*Data section*:
------------------------------------------------------------

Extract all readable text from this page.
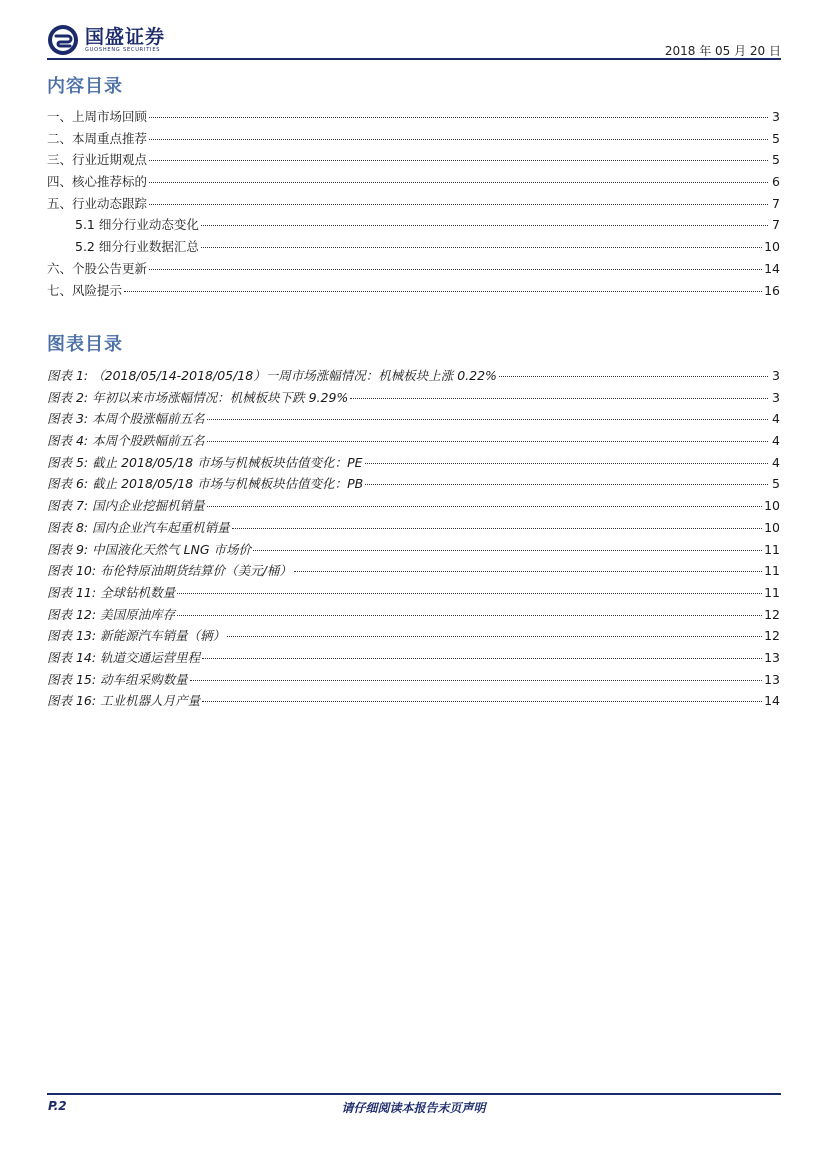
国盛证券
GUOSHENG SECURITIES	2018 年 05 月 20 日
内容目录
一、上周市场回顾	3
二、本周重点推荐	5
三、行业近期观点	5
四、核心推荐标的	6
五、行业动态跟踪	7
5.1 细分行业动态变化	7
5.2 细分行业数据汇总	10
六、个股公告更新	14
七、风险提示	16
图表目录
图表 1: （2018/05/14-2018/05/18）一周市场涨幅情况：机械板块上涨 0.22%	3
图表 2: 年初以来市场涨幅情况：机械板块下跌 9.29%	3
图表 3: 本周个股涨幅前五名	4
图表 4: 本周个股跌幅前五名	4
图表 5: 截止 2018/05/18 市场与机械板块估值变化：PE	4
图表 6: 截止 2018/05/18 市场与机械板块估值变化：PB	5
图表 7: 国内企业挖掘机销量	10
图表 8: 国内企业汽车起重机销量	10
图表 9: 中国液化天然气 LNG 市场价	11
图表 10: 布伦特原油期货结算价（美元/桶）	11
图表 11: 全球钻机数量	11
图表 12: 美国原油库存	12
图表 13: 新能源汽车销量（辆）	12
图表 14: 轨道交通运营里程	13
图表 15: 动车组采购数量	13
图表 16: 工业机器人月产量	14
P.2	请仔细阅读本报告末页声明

------------------------------------------------------------

*Work to complete*:
Working from the lines above, reproduce the material exactly and exclude its pictures.

*Finished answer*:
Extract all readable text from this page.
国盛证券
GUOSHENG SECURITIES	2018 年 05 月 20 日
内容目录
一、上周市场回顾	3
二、本周重点推荐	5
三、行业近期观点	5
四、核心推荐标的	6
五、行业动态跟踪	7
5.1 细分行业动态变化	7
5.2 细分行业数据汇总	10
六、个股公告更新	14
七、风险提示	16
图表目录
图表 1: （2018/05/14-2018/05/18）一周市场涨幅情况：机械板块上涨 0.22%	3
图表 2: 年初以来市场涨幅情况：机械板块下跌 9.29%	3
图表 3: 本周个股涨幅前五名	4
图表 4: 本周个股跌幅前五名	4
图表 5: 截止 2018/05/18 市场与机械板块估值变化：PE	4
图表 6: 截止 2018/05/18 市场与机械板块估值变化：PB	5
图表 7: 国内企业挖掘机销量	10
图表 8: 国内企业汽车起重机销量	10
图表 9: 中国液化天然气 LNG 市场价	11
图表 10: 布伦特原油期货结算价（美元/桶）	11
图表 11: 全球钻机数量	11
图表 12: 美国原油库存	12
图表 13: 新能源汽车销量（辆）	12
图表 14: 轨道交通运营里程	13
图表 15: 动车组采购数量	13
图表 16: 工业机器人月产量	14
P.2	请仔细阅读本报告末页声明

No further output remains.